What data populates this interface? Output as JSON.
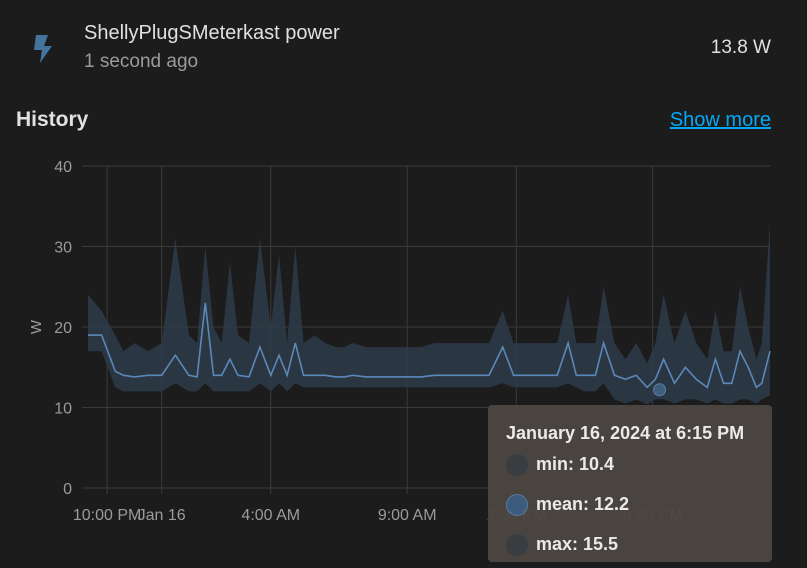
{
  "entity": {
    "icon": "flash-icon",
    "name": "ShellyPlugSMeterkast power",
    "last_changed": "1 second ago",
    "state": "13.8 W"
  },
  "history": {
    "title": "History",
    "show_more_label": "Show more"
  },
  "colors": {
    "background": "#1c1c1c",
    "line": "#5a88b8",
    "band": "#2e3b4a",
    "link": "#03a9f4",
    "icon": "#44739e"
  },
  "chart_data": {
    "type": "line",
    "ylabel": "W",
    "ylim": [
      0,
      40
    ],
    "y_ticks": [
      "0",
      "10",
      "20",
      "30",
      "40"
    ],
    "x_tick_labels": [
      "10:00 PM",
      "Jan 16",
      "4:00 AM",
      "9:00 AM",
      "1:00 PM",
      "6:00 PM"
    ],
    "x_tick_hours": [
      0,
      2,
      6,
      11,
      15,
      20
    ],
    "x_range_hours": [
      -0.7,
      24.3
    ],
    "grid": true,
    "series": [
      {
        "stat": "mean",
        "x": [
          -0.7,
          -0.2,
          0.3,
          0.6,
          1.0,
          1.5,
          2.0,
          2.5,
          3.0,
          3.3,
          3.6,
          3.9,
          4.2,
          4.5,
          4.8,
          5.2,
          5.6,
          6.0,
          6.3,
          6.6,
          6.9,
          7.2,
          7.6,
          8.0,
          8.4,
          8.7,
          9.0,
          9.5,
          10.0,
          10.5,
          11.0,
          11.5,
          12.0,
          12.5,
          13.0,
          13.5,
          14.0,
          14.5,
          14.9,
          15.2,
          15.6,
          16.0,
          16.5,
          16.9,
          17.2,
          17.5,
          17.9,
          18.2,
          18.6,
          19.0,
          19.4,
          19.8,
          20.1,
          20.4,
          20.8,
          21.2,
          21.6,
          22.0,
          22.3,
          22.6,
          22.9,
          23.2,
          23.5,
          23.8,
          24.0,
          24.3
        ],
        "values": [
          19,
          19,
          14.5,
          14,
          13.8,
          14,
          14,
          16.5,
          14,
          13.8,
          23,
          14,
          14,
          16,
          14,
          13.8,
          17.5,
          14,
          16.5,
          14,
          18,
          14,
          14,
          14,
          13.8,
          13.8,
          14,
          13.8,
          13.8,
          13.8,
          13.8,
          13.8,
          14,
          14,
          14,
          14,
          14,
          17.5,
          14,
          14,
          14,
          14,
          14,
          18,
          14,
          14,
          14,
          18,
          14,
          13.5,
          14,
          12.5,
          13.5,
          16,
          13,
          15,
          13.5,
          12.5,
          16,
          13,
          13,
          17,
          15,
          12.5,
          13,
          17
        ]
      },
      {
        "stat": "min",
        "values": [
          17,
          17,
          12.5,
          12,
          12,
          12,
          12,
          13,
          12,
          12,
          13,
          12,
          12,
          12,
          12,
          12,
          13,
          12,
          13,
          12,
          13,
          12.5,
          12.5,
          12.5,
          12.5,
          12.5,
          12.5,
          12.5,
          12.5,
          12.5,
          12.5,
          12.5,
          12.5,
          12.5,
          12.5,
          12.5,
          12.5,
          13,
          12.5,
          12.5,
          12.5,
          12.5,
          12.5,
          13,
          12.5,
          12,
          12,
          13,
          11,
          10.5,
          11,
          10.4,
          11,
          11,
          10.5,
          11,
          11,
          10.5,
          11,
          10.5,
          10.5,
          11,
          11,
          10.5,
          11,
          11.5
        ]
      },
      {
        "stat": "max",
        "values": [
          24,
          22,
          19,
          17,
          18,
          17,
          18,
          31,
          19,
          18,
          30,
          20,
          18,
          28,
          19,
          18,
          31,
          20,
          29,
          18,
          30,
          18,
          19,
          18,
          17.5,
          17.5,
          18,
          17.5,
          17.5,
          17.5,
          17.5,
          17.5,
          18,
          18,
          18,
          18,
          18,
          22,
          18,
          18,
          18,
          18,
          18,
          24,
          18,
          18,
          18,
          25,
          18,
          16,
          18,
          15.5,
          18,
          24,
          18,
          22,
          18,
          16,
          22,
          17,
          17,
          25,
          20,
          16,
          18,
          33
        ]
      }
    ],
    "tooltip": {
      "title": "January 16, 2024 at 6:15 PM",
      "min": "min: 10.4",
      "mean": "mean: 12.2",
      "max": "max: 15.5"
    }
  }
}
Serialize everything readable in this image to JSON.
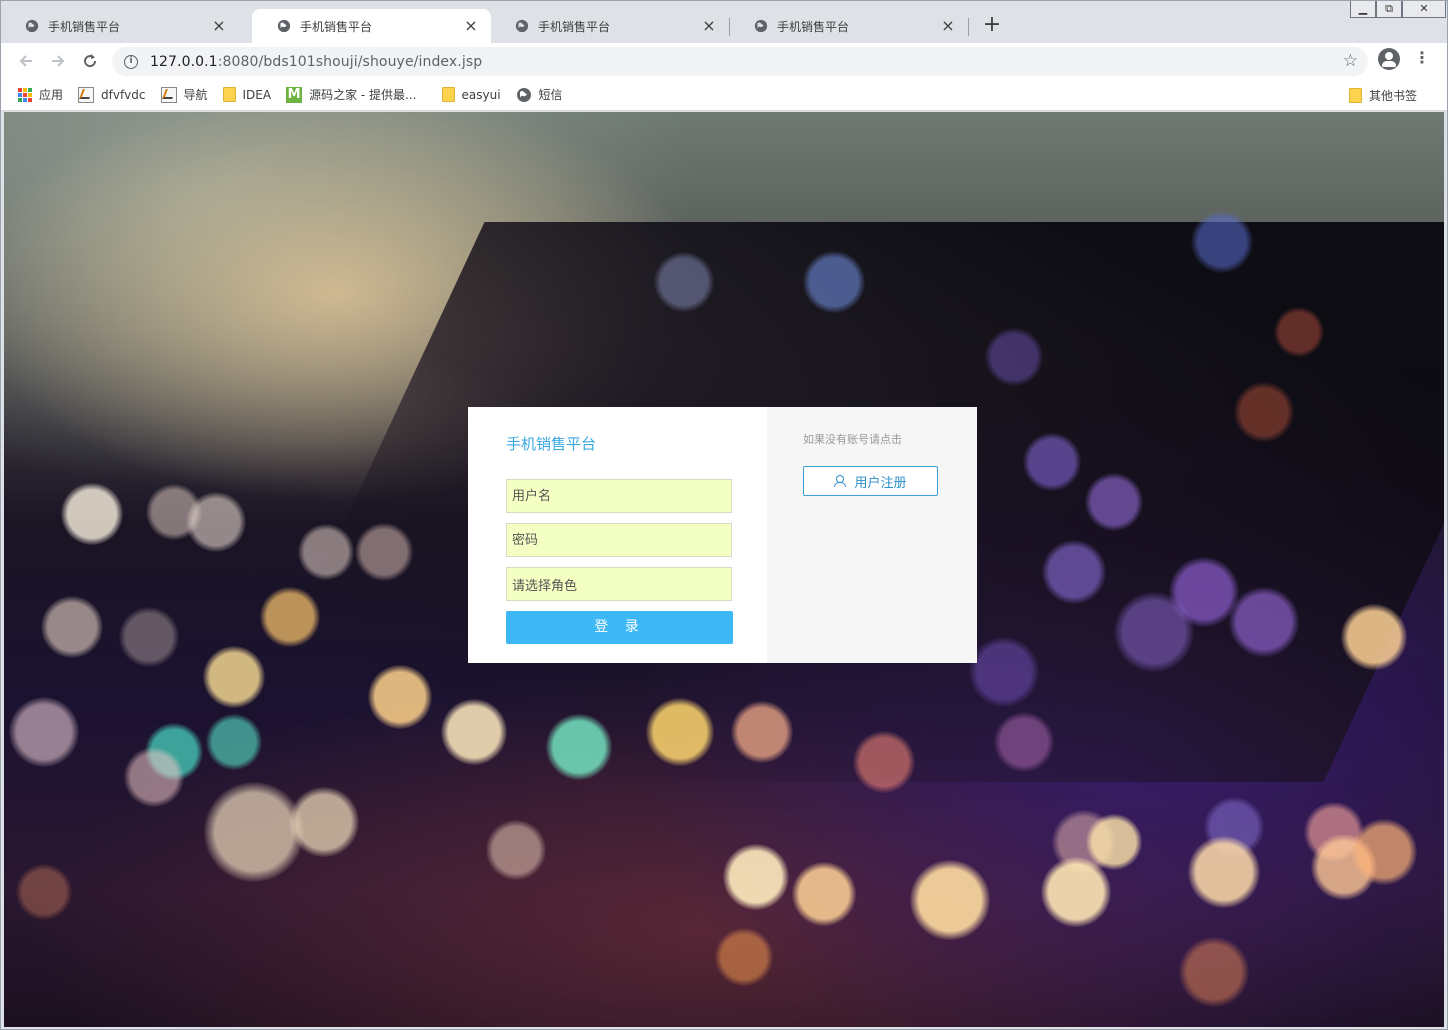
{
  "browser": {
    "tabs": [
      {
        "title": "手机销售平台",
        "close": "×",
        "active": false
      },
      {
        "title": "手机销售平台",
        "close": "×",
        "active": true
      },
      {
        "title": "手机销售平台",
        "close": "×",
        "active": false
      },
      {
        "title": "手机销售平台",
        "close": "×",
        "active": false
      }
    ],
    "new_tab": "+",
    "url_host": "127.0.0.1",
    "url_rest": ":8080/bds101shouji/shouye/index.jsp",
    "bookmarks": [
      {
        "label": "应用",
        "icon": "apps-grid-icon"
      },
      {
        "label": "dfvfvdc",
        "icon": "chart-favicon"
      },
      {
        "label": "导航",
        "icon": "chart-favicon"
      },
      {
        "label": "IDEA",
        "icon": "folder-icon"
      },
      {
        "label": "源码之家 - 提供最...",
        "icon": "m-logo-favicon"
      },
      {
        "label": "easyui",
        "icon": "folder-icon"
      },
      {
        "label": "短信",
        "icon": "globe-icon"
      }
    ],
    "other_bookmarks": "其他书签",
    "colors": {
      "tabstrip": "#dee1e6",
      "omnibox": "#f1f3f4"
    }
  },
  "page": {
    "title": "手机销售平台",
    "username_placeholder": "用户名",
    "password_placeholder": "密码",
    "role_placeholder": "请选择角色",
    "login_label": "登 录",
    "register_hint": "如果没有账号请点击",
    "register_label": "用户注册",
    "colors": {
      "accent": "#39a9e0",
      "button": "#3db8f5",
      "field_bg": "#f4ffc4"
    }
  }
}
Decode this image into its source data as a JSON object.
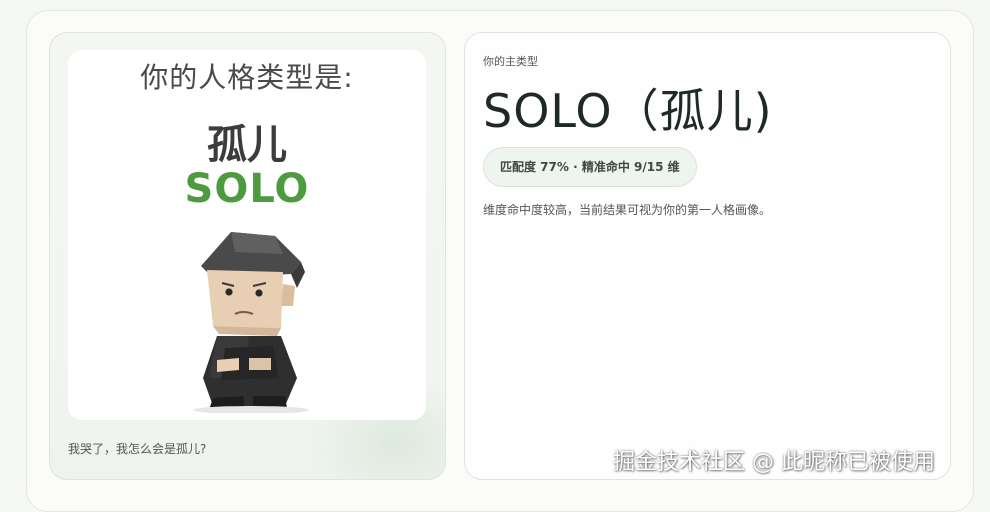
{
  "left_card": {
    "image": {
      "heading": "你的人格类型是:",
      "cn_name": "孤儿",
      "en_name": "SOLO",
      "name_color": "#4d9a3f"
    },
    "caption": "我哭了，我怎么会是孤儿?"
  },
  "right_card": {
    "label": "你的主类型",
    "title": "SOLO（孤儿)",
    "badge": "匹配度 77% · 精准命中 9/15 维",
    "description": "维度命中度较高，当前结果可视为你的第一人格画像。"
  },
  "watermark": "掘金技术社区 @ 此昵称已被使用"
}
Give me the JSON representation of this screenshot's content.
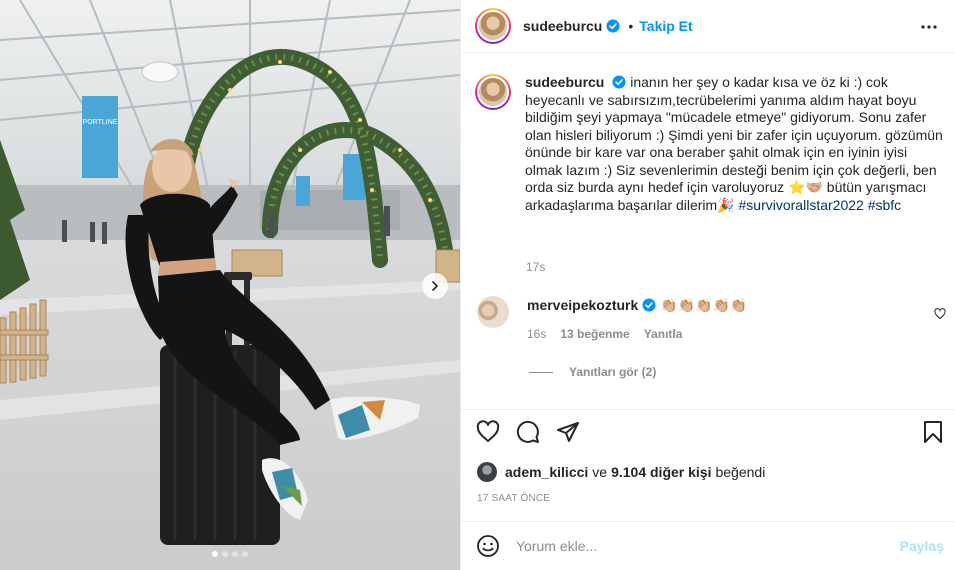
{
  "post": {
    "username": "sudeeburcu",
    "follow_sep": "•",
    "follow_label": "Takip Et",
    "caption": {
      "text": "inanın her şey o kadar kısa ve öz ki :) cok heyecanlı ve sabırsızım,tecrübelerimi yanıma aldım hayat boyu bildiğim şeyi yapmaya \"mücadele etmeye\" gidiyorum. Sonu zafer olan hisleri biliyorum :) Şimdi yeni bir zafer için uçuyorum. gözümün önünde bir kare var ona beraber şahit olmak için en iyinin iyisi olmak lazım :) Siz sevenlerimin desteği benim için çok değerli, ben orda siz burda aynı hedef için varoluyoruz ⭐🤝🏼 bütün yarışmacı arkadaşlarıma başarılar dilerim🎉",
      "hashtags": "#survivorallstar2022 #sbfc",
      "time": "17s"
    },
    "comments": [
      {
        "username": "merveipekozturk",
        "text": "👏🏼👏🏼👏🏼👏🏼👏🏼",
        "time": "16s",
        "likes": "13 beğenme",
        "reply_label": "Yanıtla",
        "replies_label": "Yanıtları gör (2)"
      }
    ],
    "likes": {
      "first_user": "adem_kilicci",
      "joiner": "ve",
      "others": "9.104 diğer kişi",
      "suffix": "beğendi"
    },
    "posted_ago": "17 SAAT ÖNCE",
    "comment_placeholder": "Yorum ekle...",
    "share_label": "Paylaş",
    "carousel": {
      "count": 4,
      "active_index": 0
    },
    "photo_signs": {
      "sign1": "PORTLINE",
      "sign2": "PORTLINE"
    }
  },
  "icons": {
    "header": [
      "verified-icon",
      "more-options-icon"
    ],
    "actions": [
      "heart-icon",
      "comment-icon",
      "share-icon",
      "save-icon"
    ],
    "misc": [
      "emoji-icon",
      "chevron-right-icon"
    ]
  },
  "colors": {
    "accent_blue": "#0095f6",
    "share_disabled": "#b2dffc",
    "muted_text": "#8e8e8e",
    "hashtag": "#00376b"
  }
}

**TASK DESCRIPTION:**
Please output exactly the lines from the line containing "Give me the" through the last line of the records above, both included, and leave out any pictures.

**RESULT OF THE TASK:**
Give me the JSON representation of this screenshot's content.
{
  "post": {
    "username": "sudeeburcu",
    "follow_sep": "•",
    "follow_label": "Takip Et",
    "caption": {
      "text": "inanın her şey o kadar kısa ve öz ki :) cok heyecanlı ve sabırsızım,tecrübelerimi yanıma aldım hayat boyu bildiğim şeyi yapmaya \"mücadele etmeye\" gidiyorum. Sonu zafer olan hisleri biliyorum :) Şimdi yeni bir zafer için uçuyorum. gözümün önünde bir kare var ona beraber şahit olmak için en iyinin iyisi olmak lazım :) Siz sevenlerimin desteği benim için çok değerli, ben orda siz burda aynı hedef için varoluyoruz ⭐🤝🏼 bütün yarışmacı arkadaşlarıma başarılar dilerim🎉",
      "hashtags": "#survivorallstar2022 #sbfc",
      "time": "17s"
    },
    "comments": [
      {
        "username": "merveipekozturk",
        "text": "👏🏼👏🏼👏🏼👏🏼👏🏼",
        "time": "16s",
        "likes": "13 beğenme",
        "reply_label": "Yanıtla",
        "replies_label": "Yanıtları gör (2)"
      }
    ],
    "likes": {
      "first_user": "adem_kilicci",
      "joiner": "ve",
      "others": "9.104 diğer kişi",
      "suffix": "beğendi"
    },
    "posted_ago": "17 SAAT ÖNCE",
    "comment_placeholder": "Yorum ekle...",
    "share_label": "Paylaş",
    "carousel": {
      "count": 4,
      "active_index": 0
    },
    "photo_signs": {
      "sign1": "PORTLINE",
      "sign2": "PORTLINE"
    }
  },
  "icons": {
    "header": [
      "verified-icon",
      "more-options-icon"
    ],
    "actions": [
      "heart-icon",
      "comment-icon",
      "share-icon",
      "save-icon"
    ],
    "misc": [
      "emoji-icon",
      "chevron-right-icon"
    ]
  },
  "colors": {
    "accent_blue": "#0095f6",
    "share_disabled": "#b2dffc",
    "muted_text": "#8e8e8e",
    "hashtag": "#00376b"
  }
}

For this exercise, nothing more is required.